-- WRITTEN INSTRUCTION --
Give the number of lines in this listing that contain the word "bírálati", and nothing else.

-- INPUT ROWS --
++++++++++

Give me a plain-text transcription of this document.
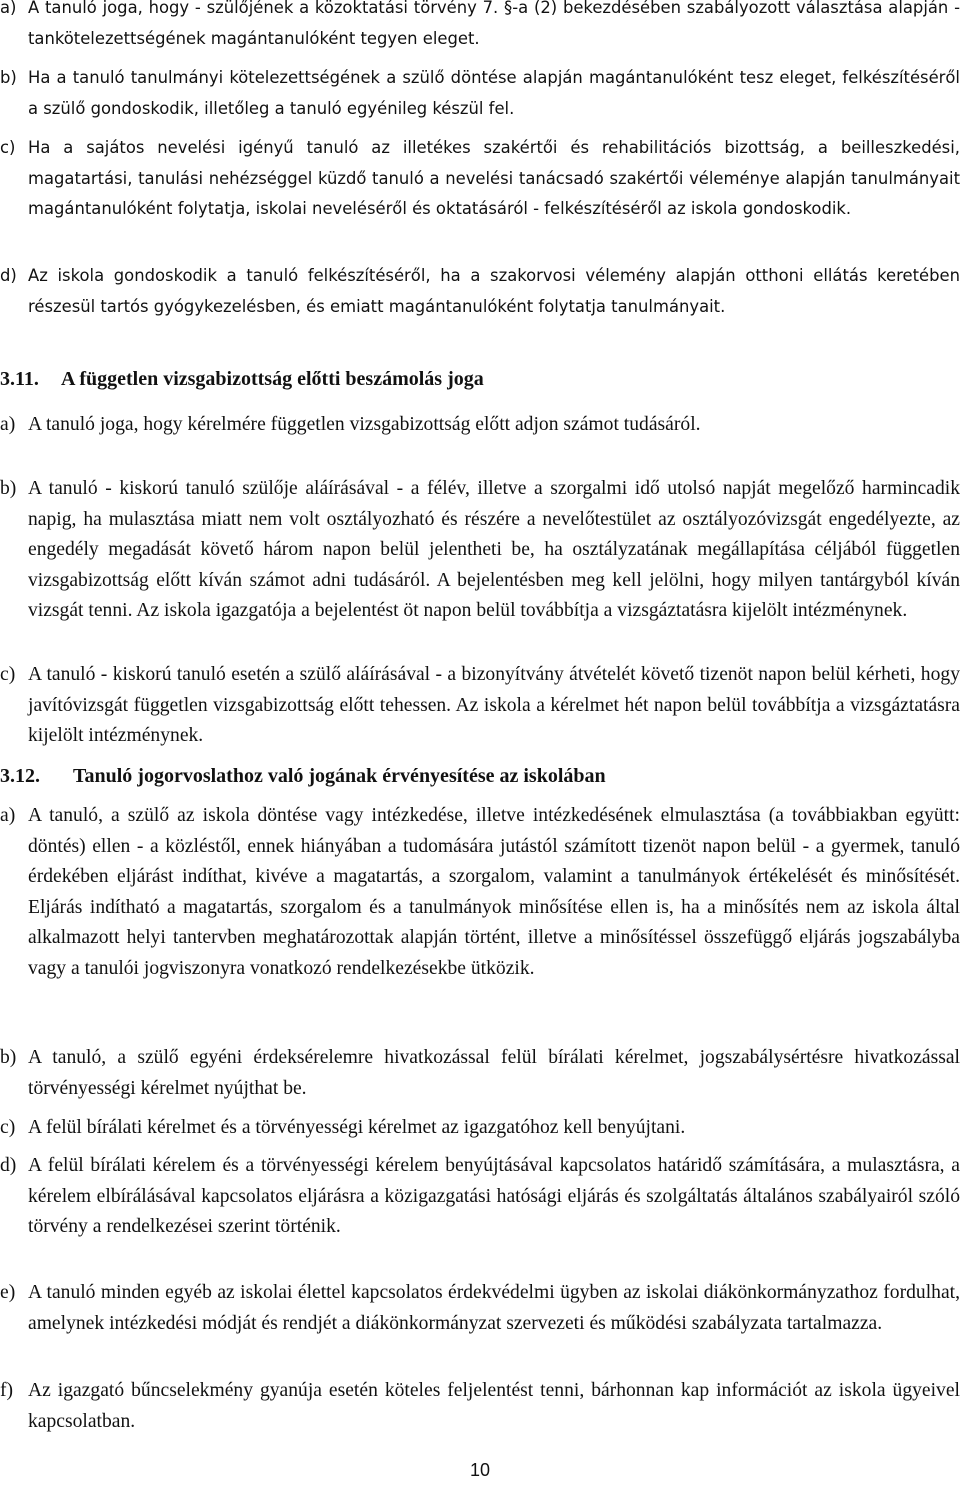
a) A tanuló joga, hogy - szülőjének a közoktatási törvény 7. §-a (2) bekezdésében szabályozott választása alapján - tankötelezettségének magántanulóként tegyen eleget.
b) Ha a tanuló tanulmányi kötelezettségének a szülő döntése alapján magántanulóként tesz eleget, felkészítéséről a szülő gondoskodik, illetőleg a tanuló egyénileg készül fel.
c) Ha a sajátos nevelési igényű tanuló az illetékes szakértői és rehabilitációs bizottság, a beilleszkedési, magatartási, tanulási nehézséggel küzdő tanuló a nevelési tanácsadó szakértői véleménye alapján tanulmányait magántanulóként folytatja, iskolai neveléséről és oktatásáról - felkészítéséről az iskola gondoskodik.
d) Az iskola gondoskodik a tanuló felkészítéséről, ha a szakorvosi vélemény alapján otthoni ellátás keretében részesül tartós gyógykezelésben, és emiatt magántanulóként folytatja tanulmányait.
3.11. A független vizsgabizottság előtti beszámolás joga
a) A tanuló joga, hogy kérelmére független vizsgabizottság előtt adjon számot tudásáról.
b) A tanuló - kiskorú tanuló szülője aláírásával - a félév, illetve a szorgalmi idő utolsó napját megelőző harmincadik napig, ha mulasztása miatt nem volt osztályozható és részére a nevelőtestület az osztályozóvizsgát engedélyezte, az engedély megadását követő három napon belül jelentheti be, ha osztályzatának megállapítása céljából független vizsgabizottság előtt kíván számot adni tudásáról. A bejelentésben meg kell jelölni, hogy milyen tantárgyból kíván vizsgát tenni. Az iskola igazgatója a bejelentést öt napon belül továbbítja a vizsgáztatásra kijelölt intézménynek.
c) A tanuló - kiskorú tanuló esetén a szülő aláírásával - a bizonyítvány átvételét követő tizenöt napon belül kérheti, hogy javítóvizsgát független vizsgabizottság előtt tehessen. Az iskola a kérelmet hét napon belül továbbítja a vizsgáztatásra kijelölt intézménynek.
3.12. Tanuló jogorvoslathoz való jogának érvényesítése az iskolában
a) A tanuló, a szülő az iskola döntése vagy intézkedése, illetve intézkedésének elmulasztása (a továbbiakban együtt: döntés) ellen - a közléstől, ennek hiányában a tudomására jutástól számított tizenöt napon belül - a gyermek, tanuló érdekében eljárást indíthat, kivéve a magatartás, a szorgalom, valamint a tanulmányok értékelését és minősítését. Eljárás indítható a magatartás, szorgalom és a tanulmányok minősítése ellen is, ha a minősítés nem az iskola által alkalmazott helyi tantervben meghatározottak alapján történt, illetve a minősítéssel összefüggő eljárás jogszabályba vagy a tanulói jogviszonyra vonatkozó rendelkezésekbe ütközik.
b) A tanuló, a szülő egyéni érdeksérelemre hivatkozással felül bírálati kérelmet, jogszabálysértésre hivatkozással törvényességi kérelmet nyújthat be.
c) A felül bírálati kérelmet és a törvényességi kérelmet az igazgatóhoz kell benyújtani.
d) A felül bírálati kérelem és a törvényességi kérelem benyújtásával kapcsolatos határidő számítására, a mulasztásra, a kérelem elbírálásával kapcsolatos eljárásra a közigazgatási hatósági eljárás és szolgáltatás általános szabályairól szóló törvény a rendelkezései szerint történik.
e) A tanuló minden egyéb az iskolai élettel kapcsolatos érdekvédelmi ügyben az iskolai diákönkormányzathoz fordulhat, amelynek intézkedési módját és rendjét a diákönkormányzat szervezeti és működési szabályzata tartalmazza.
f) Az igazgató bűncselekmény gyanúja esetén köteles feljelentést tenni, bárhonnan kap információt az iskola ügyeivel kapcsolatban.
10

++++++++++

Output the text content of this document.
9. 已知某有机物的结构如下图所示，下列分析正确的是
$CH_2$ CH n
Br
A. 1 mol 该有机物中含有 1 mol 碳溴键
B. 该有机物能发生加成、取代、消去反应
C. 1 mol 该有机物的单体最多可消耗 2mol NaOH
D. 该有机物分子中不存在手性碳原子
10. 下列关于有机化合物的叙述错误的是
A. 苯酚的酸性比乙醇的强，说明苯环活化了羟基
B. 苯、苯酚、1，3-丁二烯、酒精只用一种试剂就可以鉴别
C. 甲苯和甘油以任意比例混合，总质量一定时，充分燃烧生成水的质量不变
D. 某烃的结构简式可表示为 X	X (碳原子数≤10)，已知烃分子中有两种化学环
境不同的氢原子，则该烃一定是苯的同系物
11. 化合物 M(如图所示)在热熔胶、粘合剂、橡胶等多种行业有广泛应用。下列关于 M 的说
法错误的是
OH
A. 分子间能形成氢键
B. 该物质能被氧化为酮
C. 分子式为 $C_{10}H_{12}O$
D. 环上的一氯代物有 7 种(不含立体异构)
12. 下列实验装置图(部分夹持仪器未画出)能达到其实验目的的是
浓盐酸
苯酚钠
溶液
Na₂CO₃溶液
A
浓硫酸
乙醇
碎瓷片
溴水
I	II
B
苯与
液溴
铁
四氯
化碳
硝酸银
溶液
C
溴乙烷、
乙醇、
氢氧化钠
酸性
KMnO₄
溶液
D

++++++++++

-- COMPLETED EXERCISE --
3